» **TASK BRIEF**:
Reproduce the entire listing below line for line, with no changes, and leave out the pictures.

— start —

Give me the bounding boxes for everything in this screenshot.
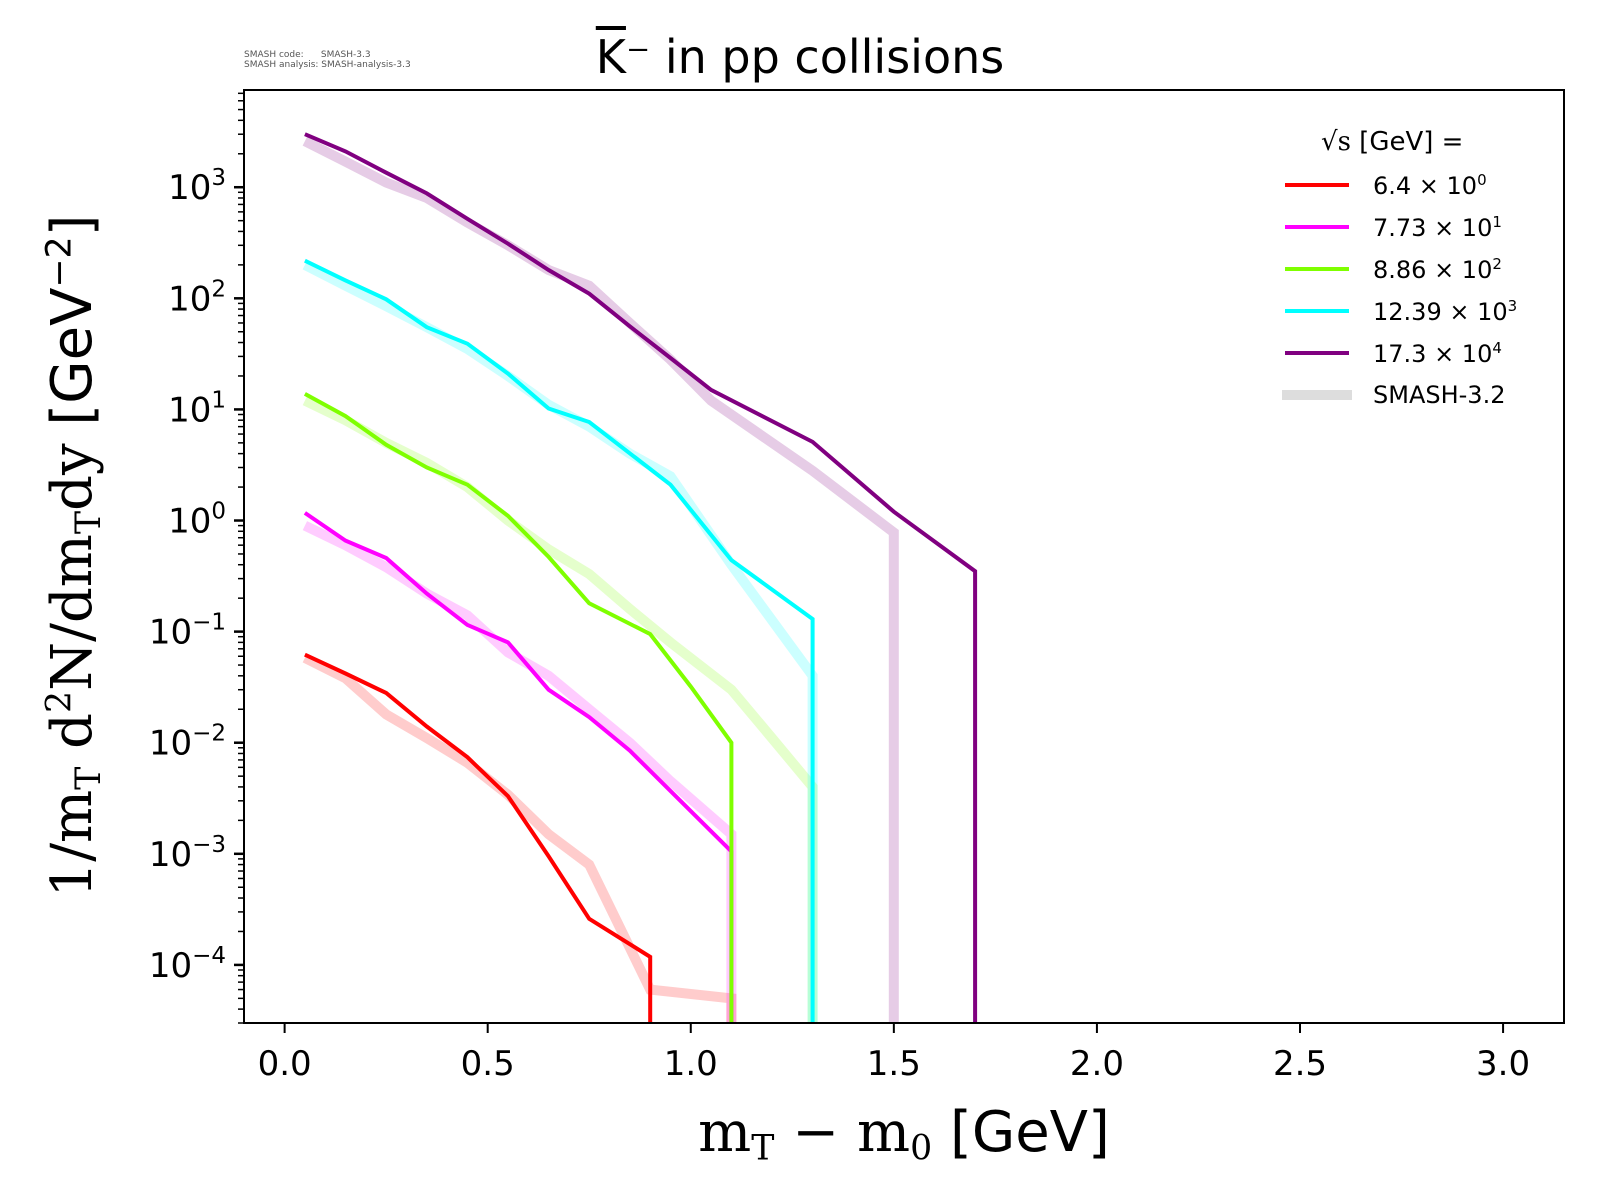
title-rest: in pp collisions [650, 30, 1005, 84]
legend-entry: 8.86 × 102 [1285, 248, 1575, 290]
series-line-4 [304, 132, 978, 1023]
y-tick-label: 10−2 [149, 721, 226, 764]
ylabel-part: 1/m [40, 789, 106, 898]
x-tick-label: 3.0 [1476, 1044, 1530, 1084]
legend-label: SMASH-3.2 [1373, 381, 1506, 409]
series-line-3 [304, 258, 815, 1023]
ylabel-unit: [GeV [40, 287, 106, 444]
x-tick-label: 0.0 [258, 1044, 312, 1084]
ylabel-part: d [40, 713, 106, 767]
legend-exponent: 1 [1492, 212, 1502, 231]
axes-frame [243, 89, 1565, 1024]
legend-swatch [1282, 390, 1352, 400]
legend-swatch [1285, 309, 1349, 313]
x-tick-label: 0.5 [461, 1044, 515, 1084]
legend-label: 7.73 × 101 [1373, 212, 1502, 242]
reference-series-layer [302, 136, 899, 1023]
smash-code-version: SMASH code: SMASH-3.3 [244, 50, 371, 60]
x-axis-label: mT − m0 [GeV] [244, 1100, 1564, 1169]
legend-label: 12.39 × 103 [1373, 296, 1518, 326]
legend-title-sqrt: √s [1321, 127, 1351, 157]
legend-label: 8.86 × 102 [1373, 254, 1502, 284]
ylabel-part: ] [40, 214, 106, 237]
series-line-1 [303, 511, 734, 1023]
y-tick-label: 10−1 [149, 610, 226, 653]
ylabel-sup: 2 [39, 690, 80, 713]
title-charge: ⁻ [625, 30, 651, 84]
ylabel-part: dy [40, 443, 106, 511]
y-tick-label: 10−4 [149, 943, 226, 986]
legend-swatch [1285, 183, 1349, 187]
legend-label: 6.4 × 100 [1373, 170, 1487, 200]
ylabel-sup: −2 [39, 236, 80, 288]
xlabel-part: m [856, 1100, 911, 1165]
legend-entry: 7.73 × 101 [1285, 206, 1575, 248]
legend-exponent: 4 [1492, 338, 1502, 357]
y-tick-label: 103 [168, 165, 226, 208]
xlabel-part: − [774, 1100, 857, 1165]
legend-entry: 12.39 × 103 [1285, 290, 1575, 332]
reference-line-0 [302, 653, 737, 1023]
xlabel-part: m [698, 1100, 752, 1165]
x-tick-label: 2.5 [1273, 1044, 1327, 1084]
y-tick-label: 101 [168, 387, 226, 430]
series-line-2 [303, 392, 734, 1023]
y-tick-label: 102 [168, 276, 226, 319]
axis-ticks [234, 92, 1505, 1033]
y-tick-label: 100 [168, 499, 226, 542]
y-axis-label: 1/mT d2N/dmTdy [GeV−2] [39, 215, 109, 898]
x-tick-label: 1.0 [664, 1044, 718, 1084]
legend-entry: SMASH-3.2 [1282, 374, 1575, 416]
legend-swatch [1285, 267, 1349, 271]
smash-analysis-version: SMASH analysis: SMASH-analysis-3.3 [244, 60, 411, 70]
title-particle: K [595, 30, 626, 84]
legend-swatch [1285, 225, 1349, 229]
y-tick-label: 10−3 [149, 832, 226, 875]
legend-swatch [1285, 351, 1349, 355]
chart-title: K⁻ in pp collisions [0, 30, 1600, 84]
legend-title-text: [GeV] = [1350, 127, 1464, 157]
xlabel-sub: T [751, 1128, 775, 1169]
x-tick-label: 2.0 [1070, 1044, 1124, 1084]
ylabel-sub: T [68, 766, 109, 790]
axis-tick-labels: 0.0 0.5 1.0 1.5 2.0 2.5 3.0 10−4 10−3 10−2 10−1 100… [149, 165, 1530, 1084]
ylabel-part: N/dm [40, 534, 106, 691]
legend: √s [GeV] = 6.4 × 100 7.73 × 101 8.86 × 102… [1282, 120, 1575, 416]
reference-line-1 [302, 521, 737, 1023]
xlabel-sub: 0 [910, 1128, 933, 1169]
ylabel-sub: T [68, 510, 109, 535]
legend-entry: 17.3 × 104 [1285, 332, 1575, 374]
xlabel-unit: [GeV] [932, 1100, 1110, 1165]
reference-line-4 [302, 136, 899, 1023]
legend-exponent: 0 [1477, 170, 1487, 189]
legend-entry: 6.4 × 100 [1285, 164, 1575, 206]
legend-title: √s [GeV] = [1321, 120, 1575, 164]
legend-exponent: 2 [1492, 254, 1502, 273]
legend-exponent: 3 [1507, 296, 1518, 315]
series-layer [303, 132, 978, 1023]
reference-line-3 [302, 260, 818, 1023]
x-tick-label: 1.5 [867, 1044, 921, 1084]
legend-label: 17.3 × 104 [1373, 338, 1502, 368]
series-line-0 [304, 652, 653, 1023]
reference-line-2 [302, 396, 818, 1023]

— end —

» **COMPLETE ANSWER**:
Give me the bounding boxes for everything in this screenshot.
title-rest: in pp collisions [650, 30, 1005, 84]
legend-entry: 8.86 × 102 [1285, 248, 1575, 290]
series-line-4 [304, 132, 978, 1023]
y-tick-label: 10−2 [149, 721, 226, 764]
ylabel-part: 1/m [40, 789, 106, 898]
x-tick-label: 3.0 [1476, 1044, 1530, 1084]
legend-label: SMASH-3.2 [1373, 381, 1506, 409]
series-line-3 [304, 258, 815, 1023]
ylabel-unit: [GeV [40, 287, 106, 444]
x-tick-label: 0.0 [258, 1044, 312, 1084]
ylabel-part: d [40, 713, 106, 767]
legend-exponent: 1 [1492, 212, 1502, 231]
axes-frame [243, 89, 1565, 1024]
legend-swatch [1282, 390, 1352, 400]
legend-swatch [1285, 309, 1349, 313]
x-tick-label: 0.5 [461, 1044, 515, 1084]
legend-label: 7.73 × 101 [1373, 212, 1502, 242]
reference-series-layer [302, 136, 899, 1023]
smash-code-version: SMASH code: SMASH-3.3 [244, 50, 371, 60]
x-axis-label: mT − m0 [GeV] [244, 1100, 1564, 1169]
legend-label: 12.39 × 103 [1373, 296, 1518, 326]
legend-title-sqrt: √s [1321, 127, 1351, 157]
legend-label: 8.86 × 102 [1373, 254, 1502, 284]
ylabel-part: ] [40, 214, 106, 237]
series-line-1 [303, 511, 734, 1023]
y-tick-label: 10−1 [149, 610, 226, 653]
ylabel-sup: 2 [39, 690, 80, 713]
title-charge: ⁻ [625, 30, 651, 84]
ylabel-part: dy [40, 443, 106, 511]
y-tick-label: 10−4 [149, 943, 226, 986]
legend-swatch [1285, 183, 1349, 187]
legend-label: 6.4 × 100 [1373, 170, 1487, 200]
ylabel-sup: −2 [39, 236, 80, 288]
xlabel-part: m [856, 1100, 911, 1165]
legend-entry: 7.73 × 101 [1285, 206, 1575, 248]
legend-exponent: 4 [1492, 338, 1502, 357]
y-tick-label: 103 [168, 165, 226, 208]
xlabel-part: − [774, 1100, 857, 1165]
legend-entry: 12.39 × 103 [1285, 290, 1575, 332]
reference-line-0 [302, 653, 737, 1023]
xlabel-part: m [698, 1100, 752, 1165]
x-tick-label: 2.5 [1273, 1044, 1327, 1084]
y-tick-label: 101 [168, 387, 226, 430]
series-line-2 [303, 392, 734, 1023]
y-tick-label: 102 [168, 276, 226, 319]
axis-ticks [234, 92, 1505, 1033]
y-tick-label: 100 [168, 499, 226, 542]
y-axis-label: 1/mT d2N/dmTdy [GeV−2] [39, 215, 109, 898]
x-tick-label: 1.0 [664, 1044, 718, 1084]
legend-entry: SMASH-3.2 [1282, 374, 1575, 416]
legend-swatch [1285, 267, 1349, 271]
smash-analysis-version: SMASH analysis: SMASH-analysis-3.3 [244, 60, 411, 70]
title-particle: K [595, 30, 626, 84]
legend-swatch [1285, 225, 1349, 229]
y-tick-label: 10−3 [149, 832, 226, 875]
legend-swatch [1285, 351, 1349, 355]
chart-title: K⁻ in pp collisions [0, 30, 1600, 84]
legend-title-text: [GeV] = [1350, 127, 1464, 157]
xlabel-sub: T [751, 1128, 775, 1169]
x-tick-label: 2.0 [1070, 1044, 1124, 1084]
ylabel-sub: T [68, 766, 109, 790]
axis-tick-labels: 0.0 0.5 1.0 1.5 2.0 2.5 3.0 10−4 10−3 10−2 10−1 100… [149, 165, 1530, 1084]
ylabel-part: N/dm [40, 534, 106, 691]
legend: √s [GeV] = 6.4 × 100 7.73 × 101 8.86 × 102… [1282, 120, 1575, 416]
reference-line-1 [302, 521, 737, 1023]
xlabel-sub: 0 [910, 1128, 933, 1169]
ylabel-sub: T [68, 510, 109, 535]
legend-entry: 17.3 × 104 [1285, 332, 1575, 374]
xlabel-unit: [GeV] [932, 1100, 1110, 1165]
reference-line-4 [302, 136, 899, 1023]
legend-exponent: 0 [1477, 170, 1487, 189]
legend-entry: 6.4 × 100 [1285, 164, 1575, 206]
legend-title: √s [GeV] = [1321, 120, 1575, 164]
legend-exponent: 2 [1492, 254, 1502, 273]
legend-exponent: 3 [1507, 296, 1518, 315]
series-layer [303, 132, 978, 1023]
reference-line-3 [302, 260, 818, 1023]
x-tick-label: 1.5 [867, 1044, 921, 1084]
legend-label: 17.3 × 104 [1373, 338, 1502, 368]
series-line-0 [304, 652, 653, 1023]
reference-line-2 [302, 396, 818, 1023]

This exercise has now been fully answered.